--- START ---

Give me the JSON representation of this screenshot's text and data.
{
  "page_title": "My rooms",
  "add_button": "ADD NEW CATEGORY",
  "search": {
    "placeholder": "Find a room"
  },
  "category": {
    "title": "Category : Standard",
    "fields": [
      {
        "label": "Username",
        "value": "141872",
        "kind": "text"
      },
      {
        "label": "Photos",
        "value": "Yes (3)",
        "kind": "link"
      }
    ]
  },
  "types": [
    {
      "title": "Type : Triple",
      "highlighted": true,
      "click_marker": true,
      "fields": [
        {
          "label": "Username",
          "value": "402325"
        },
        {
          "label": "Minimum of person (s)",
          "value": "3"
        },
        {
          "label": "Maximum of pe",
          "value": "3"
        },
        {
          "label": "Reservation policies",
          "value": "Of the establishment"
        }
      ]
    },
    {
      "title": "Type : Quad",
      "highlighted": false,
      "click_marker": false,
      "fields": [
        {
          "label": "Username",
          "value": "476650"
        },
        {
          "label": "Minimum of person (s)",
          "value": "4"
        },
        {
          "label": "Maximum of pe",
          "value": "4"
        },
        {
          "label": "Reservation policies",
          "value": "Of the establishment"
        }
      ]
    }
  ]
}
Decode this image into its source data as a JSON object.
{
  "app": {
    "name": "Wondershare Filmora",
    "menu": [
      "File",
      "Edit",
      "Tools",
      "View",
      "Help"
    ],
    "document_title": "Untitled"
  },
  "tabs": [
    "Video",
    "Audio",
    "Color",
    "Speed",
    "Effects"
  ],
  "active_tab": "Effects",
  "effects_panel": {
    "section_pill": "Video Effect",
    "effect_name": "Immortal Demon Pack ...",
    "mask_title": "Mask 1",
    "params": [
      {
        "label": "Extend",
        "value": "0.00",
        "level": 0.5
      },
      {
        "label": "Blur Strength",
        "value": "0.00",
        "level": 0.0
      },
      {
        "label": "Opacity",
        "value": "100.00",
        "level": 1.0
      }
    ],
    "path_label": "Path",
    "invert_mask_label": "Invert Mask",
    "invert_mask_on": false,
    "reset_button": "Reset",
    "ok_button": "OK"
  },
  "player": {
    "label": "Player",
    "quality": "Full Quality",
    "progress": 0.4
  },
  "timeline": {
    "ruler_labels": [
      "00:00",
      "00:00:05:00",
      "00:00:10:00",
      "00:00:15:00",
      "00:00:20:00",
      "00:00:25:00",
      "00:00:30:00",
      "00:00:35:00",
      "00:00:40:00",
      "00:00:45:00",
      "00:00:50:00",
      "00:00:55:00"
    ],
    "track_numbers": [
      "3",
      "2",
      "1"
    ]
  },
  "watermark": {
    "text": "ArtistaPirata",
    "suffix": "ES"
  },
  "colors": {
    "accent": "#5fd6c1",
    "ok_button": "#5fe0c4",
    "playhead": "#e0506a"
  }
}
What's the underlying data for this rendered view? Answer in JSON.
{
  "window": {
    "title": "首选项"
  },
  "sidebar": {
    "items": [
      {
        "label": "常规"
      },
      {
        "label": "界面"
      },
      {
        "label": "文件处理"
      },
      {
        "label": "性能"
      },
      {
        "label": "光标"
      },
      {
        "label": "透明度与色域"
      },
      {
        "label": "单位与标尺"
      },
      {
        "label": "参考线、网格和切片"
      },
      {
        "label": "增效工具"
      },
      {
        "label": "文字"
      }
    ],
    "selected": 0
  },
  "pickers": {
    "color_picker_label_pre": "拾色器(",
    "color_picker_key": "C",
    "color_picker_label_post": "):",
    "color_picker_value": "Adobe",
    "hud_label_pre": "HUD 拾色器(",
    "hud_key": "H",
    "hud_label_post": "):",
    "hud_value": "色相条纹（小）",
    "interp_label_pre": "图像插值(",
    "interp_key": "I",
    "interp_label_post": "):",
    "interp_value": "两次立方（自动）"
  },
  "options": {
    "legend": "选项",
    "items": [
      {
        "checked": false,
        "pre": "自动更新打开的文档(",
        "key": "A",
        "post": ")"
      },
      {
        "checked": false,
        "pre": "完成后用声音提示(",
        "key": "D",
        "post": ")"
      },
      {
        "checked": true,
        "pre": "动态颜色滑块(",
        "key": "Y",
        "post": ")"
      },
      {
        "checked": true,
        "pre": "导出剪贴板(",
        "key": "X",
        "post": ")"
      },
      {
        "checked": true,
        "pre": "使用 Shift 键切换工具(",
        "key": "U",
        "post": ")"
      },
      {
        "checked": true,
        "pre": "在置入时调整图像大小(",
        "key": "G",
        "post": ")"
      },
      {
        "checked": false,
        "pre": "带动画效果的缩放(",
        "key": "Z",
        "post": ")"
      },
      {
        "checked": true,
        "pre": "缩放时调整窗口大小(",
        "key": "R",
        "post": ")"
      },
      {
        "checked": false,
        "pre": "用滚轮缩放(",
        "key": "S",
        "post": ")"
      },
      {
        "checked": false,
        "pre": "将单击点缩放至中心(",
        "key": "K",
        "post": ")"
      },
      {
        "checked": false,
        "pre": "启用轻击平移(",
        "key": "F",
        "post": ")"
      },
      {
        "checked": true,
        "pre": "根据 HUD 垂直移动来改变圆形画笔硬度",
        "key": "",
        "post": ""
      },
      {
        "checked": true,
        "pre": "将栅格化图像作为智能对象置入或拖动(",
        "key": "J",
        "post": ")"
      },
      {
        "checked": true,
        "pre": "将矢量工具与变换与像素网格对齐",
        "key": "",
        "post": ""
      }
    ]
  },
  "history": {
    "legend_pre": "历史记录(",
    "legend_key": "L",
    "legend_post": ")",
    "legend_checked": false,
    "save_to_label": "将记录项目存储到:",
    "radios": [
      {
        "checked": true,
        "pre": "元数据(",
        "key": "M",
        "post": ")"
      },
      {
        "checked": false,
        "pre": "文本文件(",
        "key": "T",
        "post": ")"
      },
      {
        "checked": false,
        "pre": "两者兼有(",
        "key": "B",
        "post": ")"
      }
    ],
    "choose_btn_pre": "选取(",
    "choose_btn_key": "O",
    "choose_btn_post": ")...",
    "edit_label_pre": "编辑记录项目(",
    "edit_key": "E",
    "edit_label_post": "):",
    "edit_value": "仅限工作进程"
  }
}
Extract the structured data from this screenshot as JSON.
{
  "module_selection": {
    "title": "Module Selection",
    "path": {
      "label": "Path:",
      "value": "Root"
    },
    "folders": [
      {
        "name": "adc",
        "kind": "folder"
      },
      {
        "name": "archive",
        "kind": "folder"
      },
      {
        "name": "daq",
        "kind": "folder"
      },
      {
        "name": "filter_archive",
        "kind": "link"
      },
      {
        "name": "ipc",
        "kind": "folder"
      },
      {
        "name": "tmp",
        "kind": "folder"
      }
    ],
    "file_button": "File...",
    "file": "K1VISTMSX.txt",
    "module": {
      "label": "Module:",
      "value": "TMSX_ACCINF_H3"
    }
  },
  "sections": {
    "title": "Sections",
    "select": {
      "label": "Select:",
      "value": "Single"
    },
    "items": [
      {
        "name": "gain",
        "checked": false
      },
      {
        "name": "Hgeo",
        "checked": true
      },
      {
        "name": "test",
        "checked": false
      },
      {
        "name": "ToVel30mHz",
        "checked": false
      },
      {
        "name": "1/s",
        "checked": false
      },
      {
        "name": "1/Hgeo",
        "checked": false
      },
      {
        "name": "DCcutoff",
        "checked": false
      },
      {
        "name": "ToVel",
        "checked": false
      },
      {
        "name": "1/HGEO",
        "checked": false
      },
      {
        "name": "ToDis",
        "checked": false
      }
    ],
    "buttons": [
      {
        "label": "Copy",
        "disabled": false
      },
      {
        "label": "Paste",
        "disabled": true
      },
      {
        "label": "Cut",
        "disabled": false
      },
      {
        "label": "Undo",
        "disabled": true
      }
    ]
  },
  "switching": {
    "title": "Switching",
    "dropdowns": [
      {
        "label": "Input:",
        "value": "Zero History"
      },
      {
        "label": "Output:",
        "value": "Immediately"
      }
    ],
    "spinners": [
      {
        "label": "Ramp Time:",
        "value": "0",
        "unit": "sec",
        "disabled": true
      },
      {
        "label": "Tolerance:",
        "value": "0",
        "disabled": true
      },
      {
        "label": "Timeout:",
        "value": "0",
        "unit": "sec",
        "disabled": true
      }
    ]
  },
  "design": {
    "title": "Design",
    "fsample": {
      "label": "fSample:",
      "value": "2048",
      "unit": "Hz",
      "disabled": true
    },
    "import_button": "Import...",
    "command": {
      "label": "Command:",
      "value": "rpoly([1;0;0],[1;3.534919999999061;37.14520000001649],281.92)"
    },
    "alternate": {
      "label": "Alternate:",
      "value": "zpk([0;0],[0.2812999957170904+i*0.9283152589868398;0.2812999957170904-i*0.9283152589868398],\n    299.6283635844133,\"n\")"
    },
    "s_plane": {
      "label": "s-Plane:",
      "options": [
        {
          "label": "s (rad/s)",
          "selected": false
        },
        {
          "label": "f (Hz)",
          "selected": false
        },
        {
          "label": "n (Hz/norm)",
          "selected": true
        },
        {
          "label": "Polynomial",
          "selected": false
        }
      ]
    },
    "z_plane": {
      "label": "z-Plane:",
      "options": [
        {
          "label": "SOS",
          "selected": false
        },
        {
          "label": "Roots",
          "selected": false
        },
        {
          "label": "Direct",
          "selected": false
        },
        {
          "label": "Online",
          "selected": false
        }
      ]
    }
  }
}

--- END ---

▶ [Problem details]
Check each line of the records for the word "highlighted", and show the lines that contain it.

▶ [Exercise output]
      "highlighted": true,
      "highlighted": false,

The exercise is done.